> [What you should do] Look through the data below. Pick out the lines holding the string "stop".

-- Stored data start --

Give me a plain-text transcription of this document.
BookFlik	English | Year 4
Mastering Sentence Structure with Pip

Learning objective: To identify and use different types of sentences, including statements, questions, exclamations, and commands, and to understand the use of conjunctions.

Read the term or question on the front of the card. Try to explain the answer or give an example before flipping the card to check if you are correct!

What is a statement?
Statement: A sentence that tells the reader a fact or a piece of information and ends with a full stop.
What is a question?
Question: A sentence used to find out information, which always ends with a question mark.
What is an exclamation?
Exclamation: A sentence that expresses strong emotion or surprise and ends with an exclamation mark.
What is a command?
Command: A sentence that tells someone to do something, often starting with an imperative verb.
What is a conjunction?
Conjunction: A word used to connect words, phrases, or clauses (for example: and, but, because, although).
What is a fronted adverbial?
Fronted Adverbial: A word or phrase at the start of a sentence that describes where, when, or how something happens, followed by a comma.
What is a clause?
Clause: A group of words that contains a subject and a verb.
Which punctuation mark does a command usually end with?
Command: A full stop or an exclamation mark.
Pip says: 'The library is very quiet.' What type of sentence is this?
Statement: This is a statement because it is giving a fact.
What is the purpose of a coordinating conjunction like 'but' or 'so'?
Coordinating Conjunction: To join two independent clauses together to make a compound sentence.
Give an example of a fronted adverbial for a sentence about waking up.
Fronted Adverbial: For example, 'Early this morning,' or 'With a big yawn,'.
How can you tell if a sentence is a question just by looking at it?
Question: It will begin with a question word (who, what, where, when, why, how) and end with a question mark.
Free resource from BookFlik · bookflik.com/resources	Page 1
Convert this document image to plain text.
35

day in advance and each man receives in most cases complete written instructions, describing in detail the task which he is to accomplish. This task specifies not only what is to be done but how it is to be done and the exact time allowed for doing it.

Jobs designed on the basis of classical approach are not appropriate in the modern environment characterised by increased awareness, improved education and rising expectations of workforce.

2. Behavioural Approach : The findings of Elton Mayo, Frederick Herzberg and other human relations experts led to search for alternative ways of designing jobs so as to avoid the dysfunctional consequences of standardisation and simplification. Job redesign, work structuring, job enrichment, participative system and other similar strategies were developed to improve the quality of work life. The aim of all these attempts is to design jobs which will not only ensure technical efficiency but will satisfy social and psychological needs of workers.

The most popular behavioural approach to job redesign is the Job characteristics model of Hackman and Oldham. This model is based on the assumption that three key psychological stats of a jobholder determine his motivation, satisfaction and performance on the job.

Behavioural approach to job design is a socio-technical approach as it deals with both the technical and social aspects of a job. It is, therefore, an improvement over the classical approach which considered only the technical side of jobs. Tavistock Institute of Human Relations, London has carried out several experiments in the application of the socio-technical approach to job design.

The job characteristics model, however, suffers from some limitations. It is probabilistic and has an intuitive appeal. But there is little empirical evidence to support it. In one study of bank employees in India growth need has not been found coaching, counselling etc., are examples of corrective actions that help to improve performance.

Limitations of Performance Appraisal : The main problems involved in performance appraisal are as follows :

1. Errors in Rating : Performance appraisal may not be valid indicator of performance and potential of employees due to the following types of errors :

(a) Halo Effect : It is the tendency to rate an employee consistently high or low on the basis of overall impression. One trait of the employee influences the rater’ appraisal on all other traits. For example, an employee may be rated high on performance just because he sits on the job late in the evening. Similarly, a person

-- Stored data end --

> [Response below]
Statement: A sentence that tells the reader a fact or a piece of information and ends with a full stop.
Command: A full stop or an exclamation mark.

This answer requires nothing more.